• **Saved data entries**
········

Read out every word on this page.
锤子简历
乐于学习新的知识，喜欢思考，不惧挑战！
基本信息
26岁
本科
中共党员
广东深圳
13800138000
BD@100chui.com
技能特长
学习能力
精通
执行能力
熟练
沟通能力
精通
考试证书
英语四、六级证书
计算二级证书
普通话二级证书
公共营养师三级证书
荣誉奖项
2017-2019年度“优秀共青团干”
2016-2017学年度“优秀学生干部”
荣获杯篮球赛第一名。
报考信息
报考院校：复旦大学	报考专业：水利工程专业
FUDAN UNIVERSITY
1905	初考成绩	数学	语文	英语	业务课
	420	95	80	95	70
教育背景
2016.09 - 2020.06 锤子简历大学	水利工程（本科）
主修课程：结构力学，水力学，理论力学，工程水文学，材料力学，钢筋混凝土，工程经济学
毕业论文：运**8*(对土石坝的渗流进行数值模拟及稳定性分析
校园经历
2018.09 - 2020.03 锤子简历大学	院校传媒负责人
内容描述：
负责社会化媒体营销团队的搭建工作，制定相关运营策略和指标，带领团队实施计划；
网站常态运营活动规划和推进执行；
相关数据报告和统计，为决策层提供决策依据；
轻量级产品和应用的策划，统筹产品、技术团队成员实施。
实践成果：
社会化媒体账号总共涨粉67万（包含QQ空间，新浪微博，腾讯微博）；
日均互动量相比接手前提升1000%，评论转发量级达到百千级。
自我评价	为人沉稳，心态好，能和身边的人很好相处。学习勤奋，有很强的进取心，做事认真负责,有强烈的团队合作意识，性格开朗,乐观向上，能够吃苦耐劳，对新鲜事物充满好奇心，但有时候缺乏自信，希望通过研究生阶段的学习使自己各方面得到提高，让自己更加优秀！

········

• **YOUR OBJECTIVE**
Reproduce the full listing exactly.

• **OUTPUT**
Read out every word on this page.
锤子简历
乐于学习新的知识，喜欢思考，不惧挑战！
基本信息
26岁
本科
中共党员
广东深圳
13800138000
BD@100chui.com
技能特长
学习能力
精通
执行能力
熟练
沟通能力
精通
考试证书
英语四、六级证书
计算二级证书
普通话二级证书
公共营养师三级证书
荣誉奖项
2017-2019年度“优秀共青团干”
2016-2017学年度“优秀学生干部”
荣获杯篮球赛第一名。
报考信息
报考院校：复旦大学	报考专业：水利工程专业
FUDAN UNIVERSITY
1905	初考成绩	数学	语文	英语	业务课
	420	95	80	95	70
教育背景
2016.09 - 2020.06 锤子简历大学	水利工程（本科）
主修课程：结构力学，水力学，理论力学，工程水文学，材料力学，钢筋混凝土，工程经济学
毕业论文：运**8*(对土石坝的渗流进行数值模拟及稳定性分析
校园经历
2018.09 - 2020.03 锤子简历大学	院校传媒负责人
内容描述：
负责社会化媒体营销团队的搭建工作，制定相关运营策略和指标，带领团队实施计划；
网站常态运营活动规划和推进执行；
相关数据报告和统计，为决策层提供决策依据；
轻量级产品和应用的策划，统筹产品、技术团队成员实施。
实践成果：
社会化媒体账号总共涨粉67万（包含QQ空间，新浪微博，腾讯微博）；
日均互动量相比接手前提升1000%，评论转发量级达到百千级。
自我评价	为人沉稳，心态好，能和身边的人很好相处。学习勤奋，有很强的进取心，做事认真负责,有强烈的团队合作意识，性格开朗,乐观向上，能够吃苦耐劳，对新鲜事物充满好奇心，但有时候缺乏自信，希望通过研究生阶段的学习使自己各方面得到提高，让自己更加优秀！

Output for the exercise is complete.